-- begin DATASET RECORDS --

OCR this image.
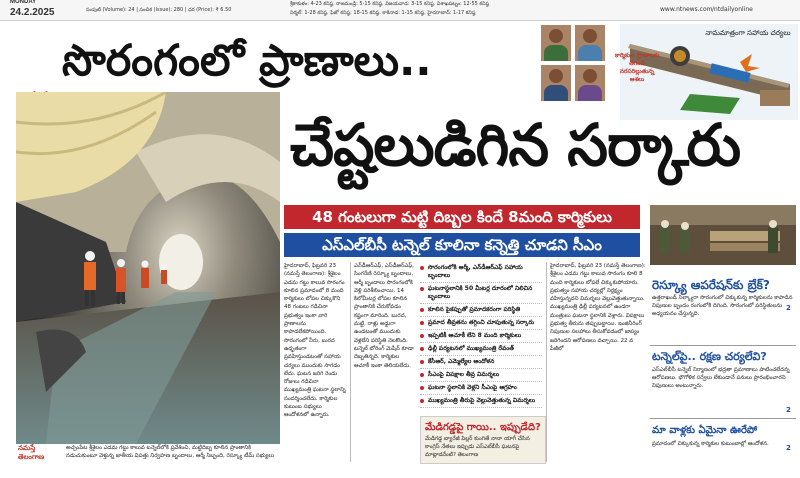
MONDAY
24.2.2025	సంపుటి (Volume): 24 | సంచిక (Issue): 280 | ధర (Price): ₹ 6.50
శ్రీకాకుళం: 4-23 కనిష్ఠ. రాజమండ్రి: 5-15 కనిష్ఠ. విజయవాడ: 3-15 కనిష్ఠ. విశాఖపట్నం: 12-55 కనిష్ఠ
నిర్మల్: 1-28 కనిష్ఠ. ఫిజో కనిష్ఠ: 18-15 కనిష్ఠ. కాకినాడ: 1-15 కనిష్ఠ. హైదరాబాద్: 1-17 కనిష్ఠ	www.ntnews.com /ntdailyonline
సొరంగంలో ప్రాణాలు..	కార్మికుల ప్రాణాలకు తెగించి నరసరిల్లుతున్న ఆశలు
నామమాత్రంగా సహాయ చర్యలు
చేష్టలుడిగిన సర్కారు
నమస్తే తెలంగాణ
అచ్చంపేట శ్రీశైలం ఎడమ గట్టు కాలువ టన్నెల్‌లోకి ప్రవేశించి, మట్టిదిబ్బ కూలిన ప్రాంతానికి నడుచుకుంటూ వెళ్తున్న జాతీయ విపత్తు నిర్వహణ బృందాలు, ఆర్మీ సిబ్బంది, రెస్క్యూ టీమ్ సభ్యులు
48 గంటలుగా మట్టి దిబ్బల కిందే 8మంది కార్మికులు
ఎస్ఎల్‌బీసీ టన్నెల్ కూలినా కన్నెత్తి చూడని సీఎం
హైదరాబాద్, ఫిబ్రవరి 23 (నమస్తే తెలంగాణ): శ్రీశైలం ఎడమ గట్టు కాలువ సొరంగం కూలిన ప్రమాదంలో 8 మంది కార్మికులు లోపల చిక్కుకొని 48 గంటలు గడిచినా ప్రభుత్వం ఇంకా వారి ప్రాణాలను కాపాడలేకపోయింది. సొరంగంలో నీరు, బురద ఉధృతంగా ప్రవహిస్తుండటంతో సహాయ చర్యలు ముందుకు సాగడం లేదు. ఘటన జరిగి రెండు రోజులు గడిచినా ముఖ్యమంత్రి ఘటనా స్థలాన్ని సందర్శించలేదు. కార్మికుల కుటుంబ సభ్యులు ఆందోళనలో ఉన్నారు.
ఎన్‌డీఆర్‌ఎఫ్, ఎస్‌డీఆర్‌ఎఫ్, సింగరేణి రెస్క్యూ బృందాలు, ఆర్మీ బృందాలు సొరంగంలోకి వెళ్లి పరిశీలించాయి. 14 కిలోమీటర్ల లోపల కూలిన ప్రాంతానికి చేరుకోవడం కష్టంగా మారింది. బురద, మట్టి, రాళ్లు అడ్డుగా ఉండటంతో ముందుకు వెళ్లలేని పరిస్థితి నెలకొంది. టన్నెల్ బోరింగ్ మెషీన్ కూడా దెబ్బతిన్నది. కార్మికుల ఆచూకీ ఇంకా తెలియలేదు.
సొరంగంలోకి ఆర్మీ, ఎన్‌డీఆర్‌ఎఫ్ సహాయ బృందాలు
ఘటనాస్థలానికి 50 మీటర్ల దూరంలో నిలిచిన బృందాలు
కూలిన పైకప్పుతో ప్రమాదకరంగా పరిస్థితి
ప్రమాద తీవ్రతను తగ్గించి చూపుతున్న సర్కారు
ఇప్పటికీ ఆచూకీ లేని 8 మంది కార్మికులు
ఢిల్లీ పర్యటనలో ముఖ్యమంత్రి రేవంత్
కేసీఆర్, ఎమ్మెల్యేల ఆందోళన
సీఎంపై విపక్షాల తీవ్ర విమర్శలు
ఘటనా స్థలానికి వెళ్లని సీఎంపై ఆగ్రహం
ముఖ్యమంత్రి తీరుపై వెల్లువెత్తుతున్న విమర్శలు
మేడిగడ్డపై గాయి.. ఇప్పుడేది?
మేడిగడ్డ బ్యారేజీ పిల్లర్ కుంగితే నానా యాగీ చేసిన కాంగ్రెస్ నేతలు ఇప్పుడు ఎస్ఎల్‌బీసీ ఘటనపై మాట్లాడరేంటి? తెలంగాణ
హైదరాబాద్, ఫిబ్రవరి 23 (నమస్తే తెలంగాణ): శ్రీశైలం ఎడమ గట్టు కాలువ సొరంగం కూలి 8 మంది కార్మికులు లోపలే చిక్కుకుపోయారు. ప్రభుత్వం సహాయ చర్యల్లో నిర్లక్ష్యం వహిస్తున్నదని విమర్శలు వెల్లువెత్తుతున్నాయి. ముఖ్యమంత్రి ఢిల్లీ పర్యటనలో ఉండగా మంత్రులు ఘటనా స్థలానికి వెళ్లారు. విపక్షాలు ప్రభుత్వ తీరును తప్పుబట్టాయి. ఇంజినీరింగ్ నిపుణుల సలహాలు తీసుకోవడంలో జాప్యం జరిగిందని ఆరోపణలు వచ్చాయి. 22 వ పేజీలో
రెస్క్యూ ఆపరేషన్‌కు బ్రేక్?
ఉత్తరాఖండ్ సిల్క్యారా సొరంగంలో చిక్కుకున్న కార్మికులను కాపాడిన నిపుణుల బృందం రంగంలోకి దిగింది. సొరంగంలో పరిస్థితులను అధ్యయనం చేస్తున్నది.
2
టన్నెల్‌పై.. రక్షణ చర్యలేవి?
ఎస్ఎల్‌బీసీ టన్నెల్ నిర్మాణంలో భద్రతా ప్రమాణాలు పాటించలేదన్న ఆరోపణలు. భౌగోళిక సర్వేలు లేకుండానే పనులు ప్రారంభించారని నిపుణులు అంటున్నారు.
2
మా వాళ్లకు ఏమైనా ఊరేపో
ప్రమాదంలో చిక్కుకున్న కార్మికుల కుటుంబాల్లో ఆందోళన.	2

-- end DATASET RECORDS --

• [WRITTEN TASK]: In your copy, leave out the pictures and reproduce the material above exactly.

• [REPLY TO THE TASK]:
OCR this image.
MONDAY
24.2.2025	సంపుటి (Volume): 24 | సంచిక (Issue): 280 | ధర (Price): ₹ 6.50
శ్రీకాకుళం: 4-23 కనిష్ఠ. రాజమండ్రి: 5-15 కనిష్ఠ. విజయవాడ: 3-15 కనిష్ఠ. విశాఖపట్నం: 12-55 కనిష్ఠ
నిర్మల్: 1-28 కనిష్ఠ. ఫిజో కనిష్ఠ: 18-15 కనిష్ఠ. కాకినాడ: 1-15 కనిష్ఠ. హైదరాబాద్: 1-17 కనిష్ఠ	www.ntnews.com /ntdailyonline
సొరంగంలో ప్రాణాలు..	కార్మికుల ప్రాణాలకు తెగించి నరసరిల్లుతున్న ఆశలు
నామమాత్రంగా సహాయ చర్యలు
చేష్టలుడిగిన సర్కారు
నమస్తే తెలంగాణ
అచ్చంపేట శ్రీశైలం ఎడమ గట్టు కాలువ టన్నెల్‌లోకి ప్రవేశించి, మట్టిదిబ్బ కూలిన ప్రాంతానికి నడుచుకుంటూ వెళ్తున్న జాతీయ విపత్తు నిర్వహణ బృందాలు, ఆర్మీ సిబ్బంది, రెస్క్యూ టీమ్ సభ్యులు
48 గంటలుగా మట్టి దిబ్బల కిందే 8మంది కార్మికులు
ఎస్ఎల్‌బీసీ టన్నెల్ కూలినా కన్నెత్తి చూడని సీఎం
హైదరాబాద్, ఫిబ్రవరి 23 (నమస్తే తెలంగాణ): శ్రీశైలం ఎడమ గట్టు కాలువ సొరంగం కూలిన ప్రమాదంలో 8 మంది కార్మికులు లోపల చిక్కుకొని 48 గంటలు గడిచినా ప్రభుత్వం ఇంకా వారి ప్రాణాలను కాపాడలేకపోయింది. సొరంగంలో నీరు, బురద ఉధృతంగా ప్రవహిస్తుండటంతో సహాయ చర్యలు ముందుకు సాగడం లేదు. ఘటన జరిగి రెండు రోజులు గడిచినా ముఖ్యమంత్రి ఘటనా స్థలాన్ని సందర్శించలేదు. కార్మికుల కుటుంబ సభ్యులు ఆందోళనలో ఉన్నారు.
ఎన్‌డీఆర్‌ఎఫ్, ఎస్‌డీఆర్‌ఎఫ్, సింగరేణి రెస్క్యూ బృందాలు, ఆర్మీ బృందాలు సొరంగంలోకి వెళ్లి పరిశీలించాయి. 14 కిలోమీటర్ల లోపల కూలిన ప్రాంతానికి చేరుకోవడం కష్టంగా మారింది. బురద, మట్టి, రాళ్లు అడ్డుగా ఉండటంతో ముందుకు వెళ్లలేని పరిస్థితి నెలకొంది. టన్నెల్ బోరింగ్ మెషీన్ కూడా దెబ్బతిన్నది. కార్మికుల ఆచూకీ ఇంకా తెలియలేదు.
సొరంగంలోకి ఆర్మీ, ఎన్‌డీఆర్‌ఎఫ్ సహాయ బృందాలు
ఘటనాస్థలానికి 50 మీటర్ల దూరంలో నిలిచిన బృందాలు
కూలిన పైకప్పుతో ప్రమాదకరంగా పరిస్థితి
ప్రమాద తీవ్రతను తగ్గించి చూపుతున్న సర్కారు
ఇప్పటికీ ఆచూకీ లేని 8 మంది కార్మికులు
ఢిల్లీ పర్యటనలో ముఖ్యమంత్రి రేవంత్
కేసీఆర్, ఎమ్మెల్యేల ఆందోళన
సీఎంపై విపక్షాల తీవ్ర విమర్శలు
ఘటనా స్థలానికి వెళ్లని సీఎంపై ఆగ్రహం
ముఖ్యమంత్రి తీరుపై వెల్లువెత్తుతున్న విమర్శలు
మేడిగడ్డపై గాయి.. ఇప్పుడేది?
మేడిగడ్డ బ్యారేజీ పిల్లర్ కుంగితే నానా యాగీ చేసిన కాంగ్రెస్ నేతలు ఇప్పుడు ఎస్ఎల్‌బీసీ ఘటనపై మాట్లాడరేంటి? తెలంగాణ
హైదరాబాద్, ఫిబ్రవరి 23 (నమస్తే తెలంగాణ): శ్రీశైలం ఎడమ గట్టు కాలువ సొరంగం కూలి 8 మంది కార్మికులు లోపలే చిక్కుకుపోయారు. ప్రభుత్వం సహాయ చర్యల్లో నిర్లక్ష్యం వహిస్తున్నదని విమర్శలు వెల్లువెత్తుతున్నాయి. ముఖ్యమంత్రి ఢిల్లీ పర్యటనలో ఉండగా మంత్రులు ఘటనా స్థలానికి వెళ్లారు. విపక్షాలు ప్రభుత్వ తీరును తప్పుబట్టాయి. ఇంజినీరింగ్ నిపుణుల సలహాలు తీసుకోవడంలో జాప్యం జరిగిందని ఆరోపణలు వచ్చాయి. 22 వ పేజీలో
రెస్క్యూ ఆపరేషన్‌కు బ్రేక్?
ఉత్తరాఖండ్ సిల్క్యారా సొరంగంలో చిక్కుకున్న కార్మికులను కాపాడిన నిపుణుల బృందం రంగంలోకి దిగింది. సొరంగంలో పరిస్థితులను అధ్యయనం చేస్తున్నది.
2
టన్నెల్‌పై.. రక్షణ చర్యలేవి?
ఎస్ఎల్‌బీసీ టన్నెల్ నిర్మాణంలో భద్రతా ప్రమాణాలు పాటించలేదన్న ఆరోపణలు. భౌగోళిక సర్వేలు లేకుండానే పనులు ప్రారంభించారని నిపుణులు అంటున్నారు.
2
మా వాళ్లకు ఏమైనా ఊరేపో
ప్రమాదంలో చిక్కుకున్న కార్మికుల కుటుంబాల్లో ఆందోళన.	2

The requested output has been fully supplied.